====== The data ======
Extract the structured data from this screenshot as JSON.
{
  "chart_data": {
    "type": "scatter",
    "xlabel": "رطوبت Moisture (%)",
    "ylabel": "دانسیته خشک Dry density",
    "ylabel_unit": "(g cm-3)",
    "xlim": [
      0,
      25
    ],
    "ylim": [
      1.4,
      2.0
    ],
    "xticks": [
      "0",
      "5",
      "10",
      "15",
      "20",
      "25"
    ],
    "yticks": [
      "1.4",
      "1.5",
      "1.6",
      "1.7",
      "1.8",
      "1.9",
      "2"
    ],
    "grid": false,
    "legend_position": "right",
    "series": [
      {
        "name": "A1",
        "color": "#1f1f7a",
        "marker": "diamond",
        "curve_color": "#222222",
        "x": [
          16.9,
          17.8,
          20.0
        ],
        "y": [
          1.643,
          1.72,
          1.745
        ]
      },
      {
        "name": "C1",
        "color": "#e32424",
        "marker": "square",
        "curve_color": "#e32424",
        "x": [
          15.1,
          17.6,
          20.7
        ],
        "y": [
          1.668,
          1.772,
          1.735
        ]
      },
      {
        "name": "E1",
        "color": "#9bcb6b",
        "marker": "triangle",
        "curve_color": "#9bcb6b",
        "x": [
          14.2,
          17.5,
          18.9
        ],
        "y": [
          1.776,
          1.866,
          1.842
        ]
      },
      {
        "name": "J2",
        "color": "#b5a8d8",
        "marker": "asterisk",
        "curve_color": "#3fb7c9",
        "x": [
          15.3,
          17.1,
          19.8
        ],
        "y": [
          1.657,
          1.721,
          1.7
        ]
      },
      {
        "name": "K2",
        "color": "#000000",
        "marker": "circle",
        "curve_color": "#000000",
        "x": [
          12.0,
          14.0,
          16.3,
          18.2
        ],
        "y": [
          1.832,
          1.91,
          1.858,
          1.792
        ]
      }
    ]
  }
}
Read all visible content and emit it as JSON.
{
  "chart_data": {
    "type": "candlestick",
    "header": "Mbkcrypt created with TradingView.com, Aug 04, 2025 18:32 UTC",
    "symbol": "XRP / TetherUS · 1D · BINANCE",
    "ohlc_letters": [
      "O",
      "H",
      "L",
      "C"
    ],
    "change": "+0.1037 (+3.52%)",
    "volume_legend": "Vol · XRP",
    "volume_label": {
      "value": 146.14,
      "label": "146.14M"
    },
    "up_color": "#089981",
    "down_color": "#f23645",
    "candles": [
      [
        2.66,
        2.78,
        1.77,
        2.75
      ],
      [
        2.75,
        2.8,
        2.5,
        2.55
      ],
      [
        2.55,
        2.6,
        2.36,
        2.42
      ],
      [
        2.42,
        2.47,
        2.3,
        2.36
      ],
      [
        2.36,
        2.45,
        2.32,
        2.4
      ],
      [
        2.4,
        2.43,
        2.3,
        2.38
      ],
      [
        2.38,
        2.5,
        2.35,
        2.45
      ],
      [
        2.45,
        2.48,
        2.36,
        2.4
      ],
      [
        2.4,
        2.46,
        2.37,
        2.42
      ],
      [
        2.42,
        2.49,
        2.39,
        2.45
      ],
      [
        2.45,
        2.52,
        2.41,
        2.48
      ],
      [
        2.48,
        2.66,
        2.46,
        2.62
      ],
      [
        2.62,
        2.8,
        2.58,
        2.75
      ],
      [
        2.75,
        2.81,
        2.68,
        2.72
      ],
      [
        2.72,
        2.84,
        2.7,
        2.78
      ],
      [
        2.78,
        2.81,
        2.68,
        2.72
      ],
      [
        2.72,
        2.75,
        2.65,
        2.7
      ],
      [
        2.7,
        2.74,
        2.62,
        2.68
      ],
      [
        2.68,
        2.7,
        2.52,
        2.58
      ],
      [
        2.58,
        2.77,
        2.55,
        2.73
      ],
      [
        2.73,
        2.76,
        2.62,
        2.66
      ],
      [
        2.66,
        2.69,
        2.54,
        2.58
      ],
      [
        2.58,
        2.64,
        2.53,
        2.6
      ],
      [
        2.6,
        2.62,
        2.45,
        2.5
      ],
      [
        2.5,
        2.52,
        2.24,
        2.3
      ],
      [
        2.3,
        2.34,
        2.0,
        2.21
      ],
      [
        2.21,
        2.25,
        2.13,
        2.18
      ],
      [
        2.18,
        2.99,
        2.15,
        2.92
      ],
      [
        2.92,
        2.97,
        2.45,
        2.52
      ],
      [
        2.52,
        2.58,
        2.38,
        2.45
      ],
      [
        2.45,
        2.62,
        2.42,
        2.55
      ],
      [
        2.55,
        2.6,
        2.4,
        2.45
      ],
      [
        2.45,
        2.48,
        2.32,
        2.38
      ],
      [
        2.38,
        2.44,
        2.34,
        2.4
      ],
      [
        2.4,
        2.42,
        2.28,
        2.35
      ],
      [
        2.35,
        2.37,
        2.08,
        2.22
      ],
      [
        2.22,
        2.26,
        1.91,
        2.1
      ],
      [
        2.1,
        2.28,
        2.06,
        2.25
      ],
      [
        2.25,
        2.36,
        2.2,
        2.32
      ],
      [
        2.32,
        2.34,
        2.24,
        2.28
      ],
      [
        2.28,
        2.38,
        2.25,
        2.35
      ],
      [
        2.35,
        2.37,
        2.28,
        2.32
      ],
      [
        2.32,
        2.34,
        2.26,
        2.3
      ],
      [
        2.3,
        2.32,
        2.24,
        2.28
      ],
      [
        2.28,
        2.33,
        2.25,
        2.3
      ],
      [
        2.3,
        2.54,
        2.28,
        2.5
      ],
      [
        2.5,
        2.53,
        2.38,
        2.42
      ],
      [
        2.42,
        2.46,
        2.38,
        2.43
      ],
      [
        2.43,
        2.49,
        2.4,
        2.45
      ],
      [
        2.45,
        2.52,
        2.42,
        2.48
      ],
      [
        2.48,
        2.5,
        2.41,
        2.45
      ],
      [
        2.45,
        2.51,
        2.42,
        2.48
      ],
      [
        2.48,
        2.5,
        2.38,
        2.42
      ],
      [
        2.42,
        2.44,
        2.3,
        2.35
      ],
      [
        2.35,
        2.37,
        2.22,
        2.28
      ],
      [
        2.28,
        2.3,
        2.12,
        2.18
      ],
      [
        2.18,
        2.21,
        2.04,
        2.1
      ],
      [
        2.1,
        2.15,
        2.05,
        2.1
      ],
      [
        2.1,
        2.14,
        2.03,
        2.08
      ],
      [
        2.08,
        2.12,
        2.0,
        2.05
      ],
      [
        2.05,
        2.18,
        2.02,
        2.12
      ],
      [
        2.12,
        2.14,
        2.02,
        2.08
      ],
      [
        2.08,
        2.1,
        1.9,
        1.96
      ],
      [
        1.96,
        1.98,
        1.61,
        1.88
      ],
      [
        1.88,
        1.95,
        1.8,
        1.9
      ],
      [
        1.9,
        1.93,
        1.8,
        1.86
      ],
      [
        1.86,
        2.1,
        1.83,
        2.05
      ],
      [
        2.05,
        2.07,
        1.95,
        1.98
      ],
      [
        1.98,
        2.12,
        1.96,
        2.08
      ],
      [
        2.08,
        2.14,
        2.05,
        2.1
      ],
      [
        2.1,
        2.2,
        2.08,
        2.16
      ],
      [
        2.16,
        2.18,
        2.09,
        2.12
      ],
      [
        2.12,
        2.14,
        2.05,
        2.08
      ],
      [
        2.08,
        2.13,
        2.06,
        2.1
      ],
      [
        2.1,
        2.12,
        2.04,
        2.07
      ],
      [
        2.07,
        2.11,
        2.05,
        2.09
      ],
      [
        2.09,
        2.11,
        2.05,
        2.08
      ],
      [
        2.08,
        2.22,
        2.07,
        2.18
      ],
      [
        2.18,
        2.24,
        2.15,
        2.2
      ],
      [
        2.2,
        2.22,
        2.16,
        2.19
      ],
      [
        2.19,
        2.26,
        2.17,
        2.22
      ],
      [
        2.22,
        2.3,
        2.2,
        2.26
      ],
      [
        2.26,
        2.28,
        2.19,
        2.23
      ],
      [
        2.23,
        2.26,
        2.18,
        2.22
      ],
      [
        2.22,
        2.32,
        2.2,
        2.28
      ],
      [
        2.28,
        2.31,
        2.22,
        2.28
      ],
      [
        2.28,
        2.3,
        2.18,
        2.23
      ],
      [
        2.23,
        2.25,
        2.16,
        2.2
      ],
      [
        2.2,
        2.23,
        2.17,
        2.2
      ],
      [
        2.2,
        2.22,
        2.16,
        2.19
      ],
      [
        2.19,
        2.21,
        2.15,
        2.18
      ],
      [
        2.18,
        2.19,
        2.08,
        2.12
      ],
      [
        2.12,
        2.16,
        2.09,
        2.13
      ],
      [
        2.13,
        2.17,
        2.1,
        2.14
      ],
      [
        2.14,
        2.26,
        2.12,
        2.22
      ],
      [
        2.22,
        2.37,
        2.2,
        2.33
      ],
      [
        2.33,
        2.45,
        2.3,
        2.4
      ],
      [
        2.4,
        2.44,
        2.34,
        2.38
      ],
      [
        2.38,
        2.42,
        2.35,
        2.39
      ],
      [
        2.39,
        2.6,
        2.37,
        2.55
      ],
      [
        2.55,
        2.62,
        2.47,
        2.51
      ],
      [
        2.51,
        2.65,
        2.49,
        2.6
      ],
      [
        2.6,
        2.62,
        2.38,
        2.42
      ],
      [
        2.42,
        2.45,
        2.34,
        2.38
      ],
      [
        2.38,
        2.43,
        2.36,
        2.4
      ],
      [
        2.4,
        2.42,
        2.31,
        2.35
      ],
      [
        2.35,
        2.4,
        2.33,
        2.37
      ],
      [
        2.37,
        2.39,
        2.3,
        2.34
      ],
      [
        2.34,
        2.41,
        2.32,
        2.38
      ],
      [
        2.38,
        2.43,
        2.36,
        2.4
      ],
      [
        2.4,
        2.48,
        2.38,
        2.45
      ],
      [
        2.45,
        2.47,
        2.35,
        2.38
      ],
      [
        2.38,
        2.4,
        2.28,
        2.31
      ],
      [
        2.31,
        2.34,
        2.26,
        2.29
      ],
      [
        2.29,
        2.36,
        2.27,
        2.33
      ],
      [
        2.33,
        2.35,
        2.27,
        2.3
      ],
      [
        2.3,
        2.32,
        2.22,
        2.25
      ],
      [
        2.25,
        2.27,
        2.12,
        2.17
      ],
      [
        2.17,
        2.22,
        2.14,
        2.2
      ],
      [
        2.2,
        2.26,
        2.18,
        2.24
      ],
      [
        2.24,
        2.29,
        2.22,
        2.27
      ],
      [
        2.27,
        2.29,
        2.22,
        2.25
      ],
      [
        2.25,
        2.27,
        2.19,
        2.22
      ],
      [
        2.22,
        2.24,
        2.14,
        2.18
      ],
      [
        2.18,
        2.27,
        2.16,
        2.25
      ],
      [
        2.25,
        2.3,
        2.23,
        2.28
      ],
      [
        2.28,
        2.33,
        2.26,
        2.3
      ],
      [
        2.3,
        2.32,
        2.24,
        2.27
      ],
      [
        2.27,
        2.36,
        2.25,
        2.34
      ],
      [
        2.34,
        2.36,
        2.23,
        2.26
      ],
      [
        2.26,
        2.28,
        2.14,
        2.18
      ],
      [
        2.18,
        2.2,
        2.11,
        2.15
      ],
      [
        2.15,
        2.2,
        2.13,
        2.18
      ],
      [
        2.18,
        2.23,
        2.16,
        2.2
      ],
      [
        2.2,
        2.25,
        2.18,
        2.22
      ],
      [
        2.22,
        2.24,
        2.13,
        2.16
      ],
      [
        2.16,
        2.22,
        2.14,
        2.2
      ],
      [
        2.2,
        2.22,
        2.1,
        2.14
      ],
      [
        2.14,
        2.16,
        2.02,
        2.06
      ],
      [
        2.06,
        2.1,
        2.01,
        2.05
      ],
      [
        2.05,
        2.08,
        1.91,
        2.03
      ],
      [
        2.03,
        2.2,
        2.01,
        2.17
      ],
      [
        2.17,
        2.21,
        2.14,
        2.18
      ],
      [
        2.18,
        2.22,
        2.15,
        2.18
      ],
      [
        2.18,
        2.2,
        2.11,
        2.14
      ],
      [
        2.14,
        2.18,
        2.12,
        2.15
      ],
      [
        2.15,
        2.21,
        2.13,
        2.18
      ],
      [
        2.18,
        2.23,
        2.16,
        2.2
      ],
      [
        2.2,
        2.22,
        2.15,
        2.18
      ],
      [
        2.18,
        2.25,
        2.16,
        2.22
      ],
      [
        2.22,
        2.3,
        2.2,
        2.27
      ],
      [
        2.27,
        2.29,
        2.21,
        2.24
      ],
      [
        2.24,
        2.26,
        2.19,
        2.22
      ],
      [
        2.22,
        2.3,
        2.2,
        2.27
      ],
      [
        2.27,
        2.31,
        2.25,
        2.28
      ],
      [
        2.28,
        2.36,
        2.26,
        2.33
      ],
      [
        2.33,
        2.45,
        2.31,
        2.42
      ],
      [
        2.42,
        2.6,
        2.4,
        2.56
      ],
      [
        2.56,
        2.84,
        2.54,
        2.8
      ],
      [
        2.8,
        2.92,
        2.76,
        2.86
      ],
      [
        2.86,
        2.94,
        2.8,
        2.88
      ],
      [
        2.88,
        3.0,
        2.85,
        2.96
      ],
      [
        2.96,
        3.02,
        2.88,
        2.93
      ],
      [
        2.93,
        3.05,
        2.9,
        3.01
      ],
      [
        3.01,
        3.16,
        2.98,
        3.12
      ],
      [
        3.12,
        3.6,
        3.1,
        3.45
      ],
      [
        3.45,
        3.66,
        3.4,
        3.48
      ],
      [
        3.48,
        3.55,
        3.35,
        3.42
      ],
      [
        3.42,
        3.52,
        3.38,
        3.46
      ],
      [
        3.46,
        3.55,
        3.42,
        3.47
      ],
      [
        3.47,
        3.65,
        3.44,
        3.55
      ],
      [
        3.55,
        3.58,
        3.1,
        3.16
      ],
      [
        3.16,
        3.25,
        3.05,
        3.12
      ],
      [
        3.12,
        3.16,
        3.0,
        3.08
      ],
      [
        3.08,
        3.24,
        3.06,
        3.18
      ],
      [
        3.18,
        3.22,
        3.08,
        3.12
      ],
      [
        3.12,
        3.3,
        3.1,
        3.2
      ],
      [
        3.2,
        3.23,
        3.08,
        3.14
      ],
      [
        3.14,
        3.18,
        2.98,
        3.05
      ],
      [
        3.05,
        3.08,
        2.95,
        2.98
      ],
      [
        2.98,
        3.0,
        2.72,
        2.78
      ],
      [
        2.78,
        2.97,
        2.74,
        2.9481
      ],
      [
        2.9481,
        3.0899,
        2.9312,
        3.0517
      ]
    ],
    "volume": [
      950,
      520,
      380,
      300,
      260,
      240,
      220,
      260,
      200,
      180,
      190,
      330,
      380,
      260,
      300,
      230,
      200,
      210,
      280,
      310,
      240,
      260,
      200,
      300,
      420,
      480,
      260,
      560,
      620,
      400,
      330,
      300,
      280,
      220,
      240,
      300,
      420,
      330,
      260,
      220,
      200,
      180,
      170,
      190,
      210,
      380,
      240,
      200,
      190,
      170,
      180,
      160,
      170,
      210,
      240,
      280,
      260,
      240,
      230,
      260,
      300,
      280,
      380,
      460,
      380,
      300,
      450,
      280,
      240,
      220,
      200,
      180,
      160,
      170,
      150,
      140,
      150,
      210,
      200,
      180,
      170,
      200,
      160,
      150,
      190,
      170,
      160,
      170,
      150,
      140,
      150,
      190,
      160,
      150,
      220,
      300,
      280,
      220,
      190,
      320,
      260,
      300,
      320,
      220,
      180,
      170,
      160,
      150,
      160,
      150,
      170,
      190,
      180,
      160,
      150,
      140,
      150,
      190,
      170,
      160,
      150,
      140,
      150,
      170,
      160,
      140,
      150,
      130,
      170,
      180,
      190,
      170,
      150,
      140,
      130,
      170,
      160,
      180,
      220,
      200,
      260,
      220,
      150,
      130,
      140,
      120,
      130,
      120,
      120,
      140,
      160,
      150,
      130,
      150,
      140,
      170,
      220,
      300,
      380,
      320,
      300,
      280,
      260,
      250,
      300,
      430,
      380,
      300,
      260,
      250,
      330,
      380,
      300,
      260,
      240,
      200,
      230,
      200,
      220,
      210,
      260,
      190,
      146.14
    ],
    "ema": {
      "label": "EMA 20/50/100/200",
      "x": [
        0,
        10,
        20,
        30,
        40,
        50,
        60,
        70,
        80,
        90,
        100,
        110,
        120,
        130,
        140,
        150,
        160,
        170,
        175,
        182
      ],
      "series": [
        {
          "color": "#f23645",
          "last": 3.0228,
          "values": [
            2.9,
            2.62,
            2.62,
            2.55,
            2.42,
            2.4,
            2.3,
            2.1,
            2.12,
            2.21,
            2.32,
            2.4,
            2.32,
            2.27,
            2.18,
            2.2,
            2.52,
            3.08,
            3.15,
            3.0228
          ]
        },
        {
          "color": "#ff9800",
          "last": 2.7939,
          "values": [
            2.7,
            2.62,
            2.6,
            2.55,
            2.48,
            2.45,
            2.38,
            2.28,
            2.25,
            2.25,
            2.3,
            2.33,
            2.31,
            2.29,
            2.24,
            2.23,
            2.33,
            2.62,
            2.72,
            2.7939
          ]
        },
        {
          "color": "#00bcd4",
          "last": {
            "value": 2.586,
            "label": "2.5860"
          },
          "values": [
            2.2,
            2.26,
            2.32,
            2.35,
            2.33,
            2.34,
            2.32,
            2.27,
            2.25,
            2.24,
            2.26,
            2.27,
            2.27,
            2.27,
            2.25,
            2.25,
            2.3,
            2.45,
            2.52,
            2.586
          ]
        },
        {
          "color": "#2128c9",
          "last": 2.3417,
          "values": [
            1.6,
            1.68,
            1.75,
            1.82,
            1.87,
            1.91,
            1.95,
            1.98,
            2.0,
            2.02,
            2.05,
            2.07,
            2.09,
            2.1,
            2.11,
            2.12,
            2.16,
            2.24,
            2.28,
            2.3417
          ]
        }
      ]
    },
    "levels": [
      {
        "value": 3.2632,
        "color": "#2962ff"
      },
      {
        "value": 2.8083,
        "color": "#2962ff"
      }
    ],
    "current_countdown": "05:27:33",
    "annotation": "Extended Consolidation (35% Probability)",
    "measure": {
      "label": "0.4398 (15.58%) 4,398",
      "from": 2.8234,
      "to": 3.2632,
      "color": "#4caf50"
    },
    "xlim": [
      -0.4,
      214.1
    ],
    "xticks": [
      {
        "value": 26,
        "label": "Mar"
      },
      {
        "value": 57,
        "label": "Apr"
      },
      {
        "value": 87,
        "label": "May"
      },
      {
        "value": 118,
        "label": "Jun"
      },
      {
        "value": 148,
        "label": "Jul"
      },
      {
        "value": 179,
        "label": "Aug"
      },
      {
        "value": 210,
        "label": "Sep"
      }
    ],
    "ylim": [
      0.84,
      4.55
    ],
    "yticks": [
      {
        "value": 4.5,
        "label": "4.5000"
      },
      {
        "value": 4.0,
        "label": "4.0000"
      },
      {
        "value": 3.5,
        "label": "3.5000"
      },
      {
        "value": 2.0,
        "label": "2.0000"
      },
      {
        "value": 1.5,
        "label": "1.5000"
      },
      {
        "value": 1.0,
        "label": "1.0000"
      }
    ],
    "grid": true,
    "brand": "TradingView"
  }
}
======
Aim of the exercise -> List all lines from the entries that include the word "TradingView".

Answer for this exercise ->
    "header": "Mbkcrypt created with TradingView.com, Aug 04, 2025 18:32 UTC",
    "brand": "TradingView"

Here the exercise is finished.